# Stated exercise:
Search the material for the word "total" and report each line where it turns up.

START Dataset records

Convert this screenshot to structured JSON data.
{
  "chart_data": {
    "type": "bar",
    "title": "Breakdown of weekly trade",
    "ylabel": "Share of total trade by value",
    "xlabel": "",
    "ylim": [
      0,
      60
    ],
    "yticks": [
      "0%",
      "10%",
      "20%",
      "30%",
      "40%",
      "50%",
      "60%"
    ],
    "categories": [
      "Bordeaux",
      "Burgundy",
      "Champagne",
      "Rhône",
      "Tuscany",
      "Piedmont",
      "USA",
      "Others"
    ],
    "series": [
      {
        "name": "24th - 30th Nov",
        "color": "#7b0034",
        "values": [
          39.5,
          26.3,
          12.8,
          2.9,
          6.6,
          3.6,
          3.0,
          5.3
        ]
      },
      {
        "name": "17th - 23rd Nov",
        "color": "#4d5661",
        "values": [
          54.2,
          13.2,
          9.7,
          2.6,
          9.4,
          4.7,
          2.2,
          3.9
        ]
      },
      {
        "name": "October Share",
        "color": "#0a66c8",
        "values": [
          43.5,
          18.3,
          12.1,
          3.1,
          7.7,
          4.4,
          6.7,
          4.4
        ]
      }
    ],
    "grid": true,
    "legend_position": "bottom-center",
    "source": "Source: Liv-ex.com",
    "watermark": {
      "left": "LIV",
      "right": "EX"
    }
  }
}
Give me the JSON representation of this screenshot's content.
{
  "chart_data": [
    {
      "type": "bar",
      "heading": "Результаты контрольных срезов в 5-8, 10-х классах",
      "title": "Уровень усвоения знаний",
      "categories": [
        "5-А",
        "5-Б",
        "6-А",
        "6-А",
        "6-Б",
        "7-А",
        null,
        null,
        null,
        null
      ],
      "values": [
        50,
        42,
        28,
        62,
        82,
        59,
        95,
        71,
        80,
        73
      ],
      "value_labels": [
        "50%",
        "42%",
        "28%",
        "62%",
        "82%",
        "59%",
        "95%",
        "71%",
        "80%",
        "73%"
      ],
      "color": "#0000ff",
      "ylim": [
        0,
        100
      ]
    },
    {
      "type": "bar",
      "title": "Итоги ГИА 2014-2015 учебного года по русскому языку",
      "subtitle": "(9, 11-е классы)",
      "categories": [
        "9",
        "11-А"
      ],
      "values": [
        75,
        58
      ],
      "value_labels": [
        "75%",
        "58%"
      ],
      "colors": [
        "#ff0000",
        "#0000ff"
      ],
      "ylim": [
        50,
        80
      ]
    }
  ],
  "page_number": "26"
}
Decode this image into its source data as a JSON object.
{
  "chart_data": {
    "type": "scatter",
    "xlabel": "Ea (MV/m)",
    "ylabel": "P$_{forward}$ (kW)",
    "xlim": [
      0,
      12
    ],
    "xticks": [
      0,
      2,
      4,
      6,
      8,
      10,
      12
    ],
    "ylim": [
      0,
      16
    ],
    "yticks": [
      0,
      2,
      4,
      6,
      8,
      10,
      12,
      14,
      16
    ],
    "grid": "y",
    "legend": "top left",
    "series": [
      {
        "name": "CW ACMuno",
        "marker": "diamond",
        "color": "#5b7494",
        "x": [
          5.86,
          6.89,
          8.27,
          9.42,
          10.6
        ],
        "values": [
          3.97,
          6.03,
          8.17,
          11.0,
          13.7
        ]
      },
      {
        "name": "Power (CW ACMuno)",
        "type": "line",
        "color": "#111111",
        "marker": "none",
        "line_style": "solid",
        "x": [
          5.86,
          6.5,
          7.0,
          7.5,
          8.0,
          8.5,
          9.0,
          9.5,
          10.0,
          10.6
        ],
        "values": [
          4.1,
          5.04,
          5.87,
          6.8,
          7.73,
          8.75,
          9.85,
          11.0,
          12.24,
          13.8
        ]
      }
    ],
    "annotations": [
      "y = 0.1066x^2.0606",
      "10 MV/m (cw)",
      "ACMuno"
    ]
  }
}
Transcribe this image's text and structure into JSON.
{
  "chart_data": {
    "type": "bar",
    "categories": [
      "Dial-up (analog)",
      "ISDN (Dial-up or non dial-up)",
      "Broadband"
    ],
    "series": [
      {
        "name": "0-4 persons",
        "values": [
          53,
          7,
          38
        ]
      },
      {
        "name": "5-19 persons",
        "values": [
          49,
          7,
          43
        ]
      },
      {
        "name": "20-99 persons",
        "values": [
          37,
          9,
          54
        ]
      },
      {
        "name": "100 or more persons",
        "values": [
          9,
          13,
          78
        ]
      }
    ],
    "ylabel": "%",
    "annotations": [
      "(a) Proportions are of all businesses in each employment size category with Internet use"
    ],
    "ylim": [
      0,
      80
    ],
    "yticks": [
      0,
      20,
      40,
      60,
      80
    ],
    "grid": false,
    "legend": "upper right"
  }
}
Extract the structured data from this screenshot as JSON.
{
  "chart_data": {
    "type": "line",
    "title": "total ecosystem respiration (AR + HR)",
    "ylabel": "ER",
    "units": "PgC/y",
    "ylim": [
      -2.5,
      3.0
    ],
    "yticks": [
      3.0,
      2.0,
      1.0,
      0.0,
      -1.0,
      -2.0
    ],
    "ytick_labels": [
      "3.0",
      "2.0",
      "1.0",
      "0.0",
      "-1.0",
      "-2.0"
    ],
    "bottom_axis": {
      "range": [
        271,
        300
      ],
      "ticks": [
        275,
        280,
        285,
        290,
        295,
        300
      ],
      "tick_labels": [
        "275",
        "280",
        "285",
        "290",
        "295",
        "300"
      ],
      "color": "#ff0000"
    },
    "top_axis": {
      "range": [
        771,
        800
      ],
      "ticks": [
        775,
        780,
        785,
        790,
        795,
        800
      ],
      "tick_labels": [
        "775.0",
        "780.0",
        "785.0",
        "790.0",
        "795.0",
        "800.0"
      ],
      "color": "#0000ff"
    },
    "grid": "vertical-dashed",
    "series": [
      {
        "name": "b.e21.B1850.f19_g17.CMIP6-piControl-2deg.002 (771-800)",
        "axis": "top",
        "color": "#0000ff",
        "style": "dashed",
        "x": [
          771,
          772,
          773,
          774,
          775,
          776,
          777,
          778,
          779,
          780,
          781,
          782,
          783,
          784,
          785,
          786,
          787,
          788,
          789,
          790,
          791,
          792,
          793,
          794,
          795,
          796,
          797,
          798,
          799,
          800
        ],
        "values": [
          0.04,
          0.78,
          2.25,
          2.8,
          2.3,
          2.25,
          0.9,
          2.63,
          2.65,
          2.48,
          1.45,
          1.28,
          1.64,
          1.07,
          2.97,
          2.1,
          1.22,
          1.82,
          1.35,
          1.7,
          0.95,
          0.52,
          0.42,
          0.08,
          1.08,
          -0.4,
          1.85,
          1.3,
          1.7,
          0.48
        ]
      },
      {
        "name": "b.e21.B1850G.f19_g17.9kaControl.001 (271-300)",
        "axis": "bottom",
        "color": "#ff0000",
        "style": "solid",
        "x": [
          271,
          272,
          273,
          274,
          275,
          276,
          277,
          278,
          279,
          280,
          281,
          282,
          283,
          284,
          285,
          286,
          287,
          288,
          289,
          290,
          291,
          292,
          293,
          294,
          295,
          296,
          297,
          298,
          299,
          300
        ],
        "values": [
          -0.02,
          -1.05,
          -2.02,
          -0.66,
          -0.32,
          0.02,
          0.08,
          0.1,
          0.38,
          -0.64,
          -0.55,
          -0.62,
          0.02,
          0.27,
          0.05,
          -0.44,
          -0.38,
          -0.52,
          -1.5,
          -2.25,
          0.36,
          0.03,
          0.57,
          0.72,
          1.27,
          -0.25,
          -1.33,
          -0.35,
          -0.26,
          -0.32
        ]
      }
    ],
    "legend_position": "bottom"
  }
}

END Dataset records

# Correct answer:
    "ylabel": "Share of total trade by value",
    "title": "total ecosystem respiration (AR + HR)",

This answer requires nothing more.